§ AIM:
In the entries below, identify every line with the string "fonksiyonu" and copy it.
━━━━━ INPUT MATERIAL
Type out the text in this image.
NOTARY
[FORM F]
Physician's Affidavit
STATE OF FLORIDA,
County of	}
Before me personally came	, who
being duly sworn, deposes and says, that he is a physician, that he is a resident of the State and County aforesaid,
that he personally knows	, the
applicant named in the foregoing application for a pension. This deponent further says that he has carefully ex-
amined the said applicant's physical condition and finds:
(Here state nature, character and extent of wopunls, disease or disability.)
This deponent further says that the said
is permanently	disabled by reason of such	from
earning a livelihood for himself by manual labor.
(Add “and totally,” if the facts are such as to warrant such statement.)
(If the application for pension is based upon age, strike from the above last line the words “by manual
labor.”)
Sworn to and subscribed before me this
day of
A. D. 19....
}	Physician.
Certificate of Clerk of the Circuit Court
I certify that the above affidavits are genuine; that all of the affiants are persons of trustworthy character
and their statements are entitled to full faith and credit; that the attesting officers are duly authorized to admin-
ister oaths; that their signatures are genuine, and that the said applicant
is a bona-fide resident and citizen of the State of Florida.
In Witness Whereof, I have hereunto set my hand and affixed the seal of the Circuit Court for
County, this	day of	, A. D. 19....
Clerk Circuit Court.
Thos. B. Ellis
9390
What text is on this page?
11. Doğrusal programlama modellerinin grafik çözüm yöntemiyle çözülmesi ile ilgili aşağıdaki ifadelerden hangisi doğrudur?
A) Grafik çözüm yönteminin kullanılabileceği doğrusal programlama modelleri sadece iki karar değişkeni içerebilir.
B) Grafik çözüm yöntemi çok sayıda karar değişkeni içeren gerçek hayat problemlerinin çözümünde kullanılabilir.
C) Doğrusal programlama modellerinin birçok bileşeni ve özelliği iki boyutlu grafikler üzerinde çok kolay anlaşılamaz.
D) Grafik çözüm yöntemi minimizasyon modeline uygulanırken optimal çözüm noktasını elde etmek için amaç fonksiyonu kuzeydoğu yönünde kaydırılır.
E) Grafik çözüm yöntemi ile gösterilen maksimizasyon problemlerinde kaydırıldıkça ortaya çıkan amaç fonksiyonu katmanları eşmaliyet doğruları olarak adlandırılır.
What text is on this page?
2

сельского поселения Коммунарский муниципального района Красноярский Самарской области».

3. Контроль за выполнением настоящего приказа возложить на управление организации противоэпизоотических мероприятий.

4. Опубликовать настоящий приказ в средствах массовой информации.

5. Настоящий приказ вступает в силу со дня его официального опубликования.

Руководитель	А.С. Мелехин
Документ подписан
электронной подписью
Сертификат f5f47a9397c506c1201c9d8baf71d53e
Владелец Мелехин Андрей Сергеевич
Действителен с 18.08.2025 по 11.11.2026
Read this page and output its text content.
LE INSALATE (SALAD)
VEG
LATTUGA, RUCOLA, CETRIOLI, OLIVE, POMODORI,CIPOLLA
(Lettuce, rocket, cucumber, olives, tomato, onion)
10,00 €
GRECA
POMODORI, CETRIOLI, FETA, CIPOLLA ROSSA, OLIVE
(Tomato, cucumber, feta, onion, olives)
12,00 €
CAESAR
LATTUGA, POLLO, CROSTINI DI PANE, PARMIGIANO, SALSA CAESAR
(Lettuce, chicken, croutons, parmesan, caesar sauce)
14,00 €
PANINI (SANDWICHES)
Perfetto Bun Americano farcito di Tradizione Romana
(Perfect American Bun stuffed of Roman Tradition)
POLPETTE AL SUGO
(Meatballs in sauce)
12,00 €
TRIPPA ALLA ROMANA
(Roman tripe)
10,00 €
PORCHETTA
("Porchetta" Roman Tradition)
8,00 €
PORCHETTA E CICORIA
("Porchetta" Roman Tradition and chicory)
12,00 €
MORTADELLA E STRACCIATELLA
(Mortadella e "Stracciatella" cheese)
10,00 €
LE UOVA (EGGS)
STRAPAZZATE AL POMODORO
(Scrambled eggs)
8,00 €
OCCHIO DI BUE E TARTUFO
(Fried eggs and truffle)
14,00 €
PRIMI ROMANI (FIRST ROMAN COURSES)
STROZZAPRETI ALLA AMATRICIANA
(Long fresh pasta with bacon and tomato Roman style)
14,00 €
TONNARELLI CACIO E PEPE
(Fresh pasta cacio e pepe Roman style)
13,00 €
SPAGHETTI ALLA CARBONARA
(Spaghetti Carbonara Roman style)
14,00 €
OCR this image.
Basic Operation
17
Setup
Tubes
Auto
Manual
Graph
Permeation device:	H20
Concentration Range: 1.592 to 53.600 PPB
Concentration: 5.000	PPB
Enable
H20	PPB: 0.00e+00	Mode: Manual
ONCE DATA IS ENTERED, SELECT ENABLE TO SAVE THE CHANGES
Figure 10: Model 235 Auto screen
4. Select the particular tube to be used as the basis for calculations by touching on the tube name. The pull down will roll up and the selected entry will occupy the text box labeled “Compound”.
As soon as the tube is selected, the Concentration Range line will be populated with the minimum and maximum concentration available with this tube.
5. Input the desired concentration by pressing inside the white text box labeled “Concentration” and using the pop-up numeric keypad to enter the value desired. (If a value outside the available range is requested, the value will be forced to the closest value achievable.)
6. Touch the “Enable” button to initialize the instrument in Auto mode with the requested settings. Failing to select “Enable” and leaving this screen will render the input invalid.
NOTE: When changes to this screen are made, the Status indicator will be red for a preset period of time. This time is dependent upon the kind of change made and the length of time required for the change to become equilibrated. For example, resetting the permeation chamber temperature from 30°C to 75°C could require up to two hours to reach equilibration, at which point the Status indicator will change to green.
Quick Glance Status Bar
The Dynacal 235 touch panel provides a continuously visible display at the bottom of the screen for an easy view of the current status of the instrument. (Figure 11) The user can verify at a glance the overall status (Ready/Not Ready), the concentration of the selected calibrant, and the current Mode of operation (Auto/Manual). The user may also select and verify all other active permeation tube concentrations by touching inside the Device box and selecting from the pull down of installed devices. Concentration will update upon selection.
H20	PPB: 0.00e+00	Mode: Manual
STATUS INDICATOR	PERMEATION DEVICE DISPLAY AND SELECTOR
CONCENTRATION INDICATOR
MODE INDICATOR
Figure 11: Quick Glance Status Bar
━━━━━━━━━━
§ RESULT BELOW:
D) Grafik çözüm yöntemi minimizasyon modeline uygulanırken optimal çözüm noktasını elde etmek için amaç fonksiyonu kuzeydoğu yönünde kaydırılır.
E) Grafik çözüm yöntemi ile gösterilen maksimizasyon problemlerinde kaydırıldıkça ortaya çıkan amaç fonksiyonu katmanları eşmaliyet doğruları olarak adlandırılır.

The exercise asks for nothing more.